---------- SOURCE TEXT ----------
“A lack of societal respect has turned the Golden Rule
into the least important rule of human behavior.”
This old guy has spent slightly over eight decades maneuvering through the maze of life. When I was a youngster in a Catholic elementary school, we pledged allegiance to the flag and said a prayer before starting the first class of the day. In high school, the entire student body gathered in the auditorium and plagued allegiance to the flag. We had a love for our flag, country, and God and were not embarrassed about these affections. They were in our DNA.
There were “yes sir” and “yes mam” from our mouths when we responded to questions from an adult, particularly our teachers. My parents were not strict about them for these greetings, but we knew better than to address other adults with “yea” and “no” to their questions. You respected adults. It was just the expectation.
Fast forward to today, and those requirements are all but gone. We are in what I’ll call “The Era of Impoliteness and No Manners.” I’m not sure who is to blame, but some of it has to fall on the back of parents. We can also allocate to societal norms, the loosening of interactive behaviors, and probably a few other things that don’t come to mind as I write. Manners have diminished to such a low level they soon may go the way of the Dodo bird!
In today’s workplace culture, respect has become the “big word.” Managers forgetting to display some level of concern can quickly find themselves in the unemployment line. Rapid turnover is the reaction of the day moving quicker than a super hero! There’s little room for error, and a judgmental mindset is a pervasive environment in which managers find themselves. The rush to judgment and declaring guilt without any validation of testimony has become the norm. I’m not suggesting we should allow harassment of employees without accountability. Still, it would be nice to allow due process to occur before sentencing someone to the “shame corner” of the room.
As you are probably aware, there have been several high-profile cases when someone yelled “fire” when there wasn’t an amber flickering. One should be presumed innocent until proven guilty, and the personal integrity of an individual has to carry some weight. It’s a complicated situation, and one I suspect will become far worse before a shift away from false accusations occurs. Ruined reputations result from a vindictive move or a desire to play the victim. Guilty as accused overrides even the evidence that points to innocence.
---------- RECORD SET ----------
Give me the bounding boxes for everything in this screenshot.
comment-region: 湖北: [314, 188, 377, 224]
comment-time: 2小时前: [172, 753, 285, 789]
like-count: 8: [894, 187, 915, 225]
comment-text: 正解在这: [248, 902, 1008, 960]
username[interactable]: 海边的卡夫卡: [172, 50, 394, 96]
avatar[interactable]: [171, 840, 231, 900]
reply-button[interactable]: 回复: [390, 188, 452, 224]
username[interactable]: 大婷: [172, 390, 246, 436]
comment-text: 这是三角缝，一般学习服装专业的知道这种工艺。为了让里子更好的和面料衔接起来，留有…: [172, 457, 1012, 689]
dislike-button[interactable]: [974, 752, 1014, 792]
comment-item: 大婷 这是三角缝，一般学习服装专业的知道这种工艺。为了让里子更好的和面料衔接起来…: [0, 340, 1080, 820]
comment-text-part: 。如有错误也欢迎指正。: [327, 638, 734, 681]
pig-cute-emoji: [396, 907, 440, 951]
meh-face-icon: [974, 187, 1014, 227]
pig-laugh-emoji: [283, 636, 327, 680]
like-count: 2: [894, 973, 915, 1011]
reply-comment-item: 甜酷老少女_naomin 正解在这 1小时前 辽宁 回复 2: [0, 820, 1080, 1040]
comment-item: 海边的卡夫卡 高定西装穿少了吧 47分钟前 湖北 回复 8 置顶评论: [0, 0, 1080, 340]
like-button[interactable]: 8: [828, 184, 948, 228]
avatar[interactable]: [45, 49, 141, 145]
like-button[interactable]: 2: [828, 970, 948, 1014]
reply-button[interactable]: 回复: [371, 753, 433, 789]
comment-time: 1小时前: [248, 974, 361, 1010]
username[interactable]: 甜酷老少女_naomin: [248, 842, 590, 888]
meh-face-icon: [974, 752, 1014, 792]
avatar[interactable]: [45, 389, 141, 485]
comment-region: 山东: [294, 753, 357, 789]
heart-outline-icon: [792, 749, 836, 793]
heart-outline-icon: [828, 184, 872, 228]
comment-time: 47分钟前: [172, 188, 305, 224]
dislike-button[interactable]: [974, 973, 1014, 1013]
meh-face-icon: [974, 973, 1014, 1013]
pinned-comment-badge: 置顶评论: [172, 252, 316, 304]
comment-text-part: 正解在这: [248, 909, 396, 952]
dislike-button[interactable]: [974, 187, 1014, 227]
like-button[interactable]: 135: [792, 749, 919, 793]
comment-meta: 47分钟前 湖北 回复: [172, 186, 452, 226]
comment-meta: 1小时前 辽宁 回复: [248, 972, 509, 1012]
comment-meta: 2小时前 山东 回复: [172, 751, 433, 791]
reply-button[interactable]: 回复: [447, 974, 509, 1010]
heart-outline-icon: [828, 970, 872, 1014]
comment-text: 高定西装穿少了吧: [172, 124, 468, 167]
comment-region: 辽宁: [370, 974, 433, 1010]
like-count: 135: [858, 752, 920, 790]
----------
WORK REQUEST 1 → In the essay on manners and respect, what name does the writer give to the present era?
WORK REQUEST 2 → Carry on the essay on manners and respect from the point where it stops.
The rows above have no connection to the essay on manners and respect.

YOUR RESPONSE 1 → "The Era of Impoliteness and No Manners."

YOUR RESPONSE 2 →
In my book, Creating a Climate of Respect and Relationship Building in Today’s Workplace Culture, I wrote this about respect in the workplace:
There are many ways that leaders can demonstrate respect in the workplace. Here are three in my book:
- Offer learning opportunities. Employees want to grow skills and knowledge. Do that, and you not only increase your business, but you get a simultaneous growth of employees as well.
- Keep people informed. The more employees understand the working dynamics of your business, the more valuable they become as a resource for growth.
- Provide resources to help employees perform their job responsibilities. How often do you find this situation existing in your workplace?
I strongly recommend leaders make “respect of others” the mantra of their leadership style. But there is another essential dimension of respect to consider—respect of yourself!
We must have a strong dose of “self-respect” to grow the respect of others. Not talking about conceit, but a healthy belief in self and our abilities. When we have this level of confidence, it becomes easier to venture into new things. We build our courage meter and reduce our fear meter. Here’s a little bit of “homework” for you from this lesson on respect.
How would you rate your level of self-respect? Think with a piece of paper and write your thoughts. Ponder the message over a few days, and you can settle on an accurate picture of who you are. In the race for growth, self-knowledge is the starting line. Respect and growth are now your tickets to more incredible things. Go for it!